──────── DATA EXCERPTS

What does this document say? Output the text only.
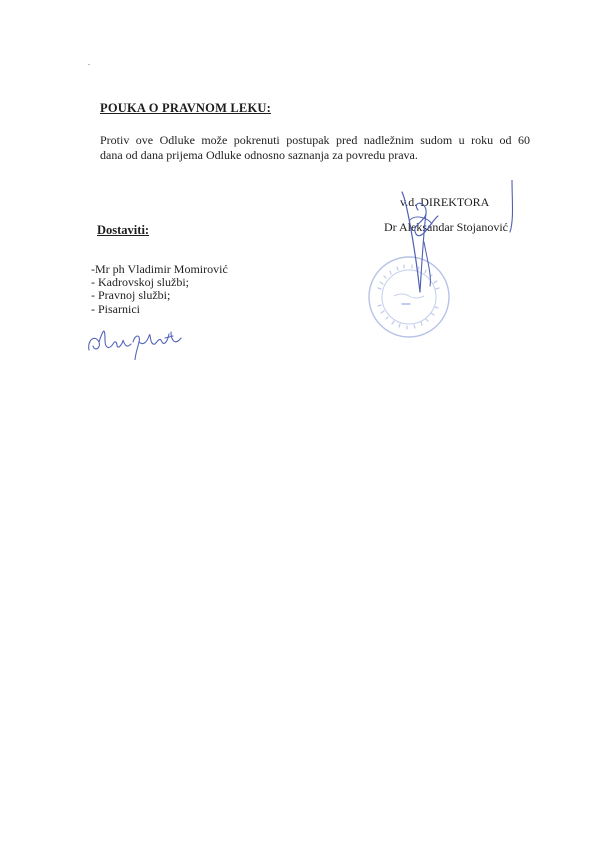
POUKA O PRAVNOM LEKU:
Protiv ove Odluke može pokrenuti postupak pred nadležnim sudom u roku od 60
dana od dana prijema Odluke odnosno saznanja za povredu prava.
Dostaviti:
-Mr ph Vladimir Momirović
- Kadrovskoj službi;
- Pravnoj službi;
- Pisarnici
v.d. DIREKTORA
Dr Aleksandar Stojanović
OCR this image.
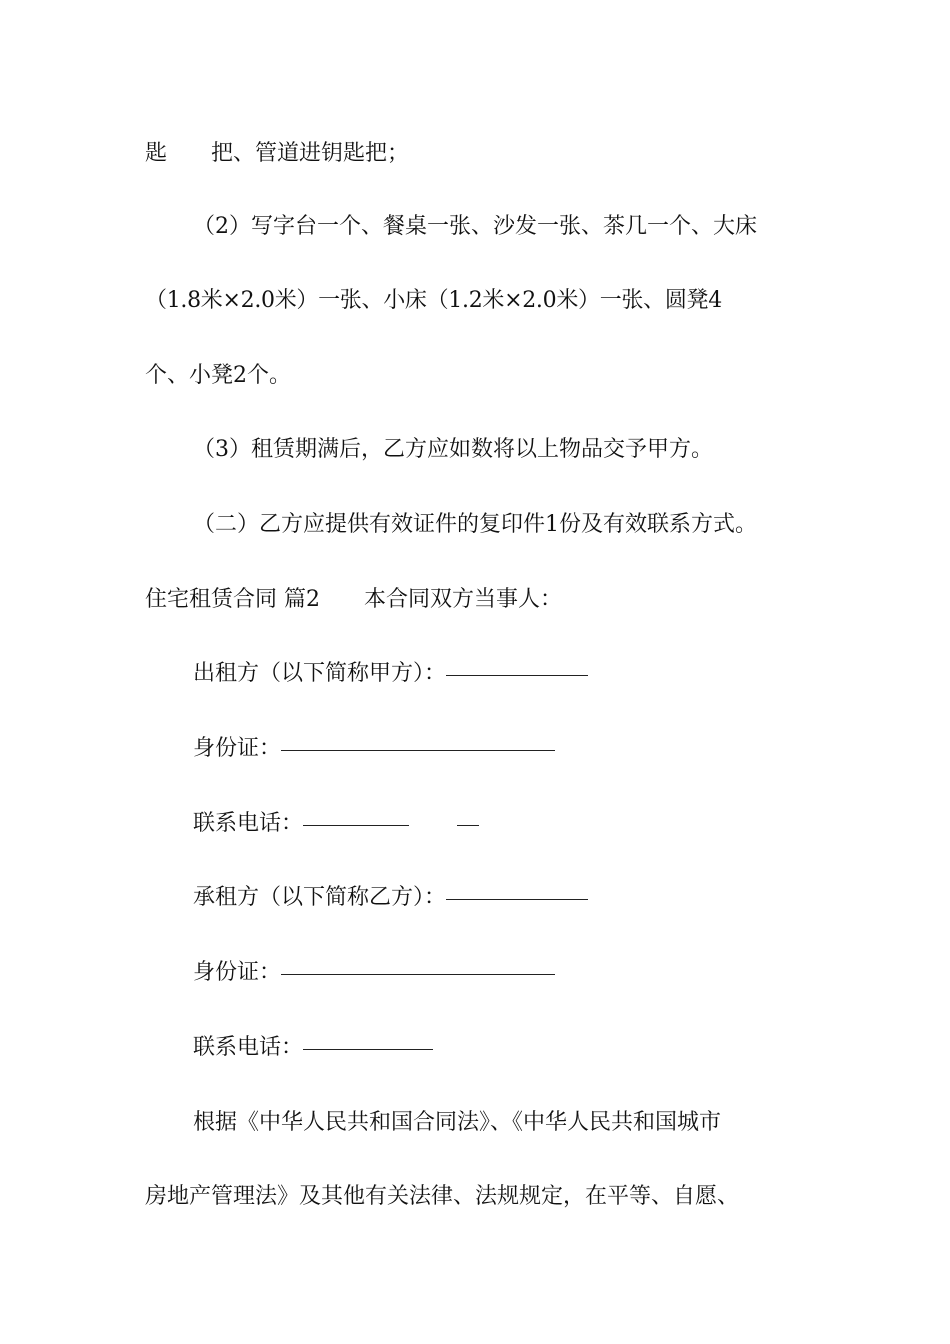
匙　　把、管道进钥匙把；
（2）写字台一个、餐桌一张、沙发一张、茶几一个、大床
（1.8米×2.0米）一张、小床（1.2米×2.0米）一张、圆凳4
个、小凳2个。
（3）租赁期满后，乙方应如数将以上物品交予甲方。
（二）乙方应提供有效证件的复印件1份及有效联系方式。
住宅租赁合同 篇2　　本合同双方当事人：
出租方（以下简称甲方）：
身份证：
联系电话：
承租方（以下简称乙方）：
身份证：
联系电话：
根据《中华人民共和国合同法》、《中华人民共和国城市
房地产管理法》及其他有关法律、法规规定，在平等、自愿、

────────────────
──────── DATA EXCERPTS

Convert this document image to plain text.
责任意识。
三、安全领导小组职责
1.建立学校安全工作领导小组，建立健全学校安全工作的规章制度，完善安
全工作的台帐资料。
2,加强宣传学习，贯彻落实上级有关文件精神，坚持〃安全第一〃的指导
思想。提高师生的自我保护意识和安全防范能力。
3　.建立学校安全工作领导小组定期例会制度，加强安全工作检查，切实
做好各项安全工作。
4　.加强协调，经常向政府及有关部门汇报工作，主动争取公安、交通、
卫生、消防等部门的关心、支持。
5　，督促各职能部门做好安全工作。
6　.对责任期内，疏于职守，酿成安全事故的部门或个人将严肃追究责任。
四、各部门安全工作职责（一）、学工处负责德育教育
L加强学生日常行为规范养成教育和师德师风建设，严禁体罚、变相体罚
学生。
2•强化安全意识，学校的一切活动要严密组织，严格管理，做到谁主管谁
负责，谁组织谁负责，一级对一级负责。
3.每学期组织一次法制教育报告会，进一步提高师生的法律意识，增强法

────────────────

## REQUEST
Extract all lines of the records above that include "document".

## WRITTEN ANSWER
What does this document say? Output the text only.
Convert this document image to plain text.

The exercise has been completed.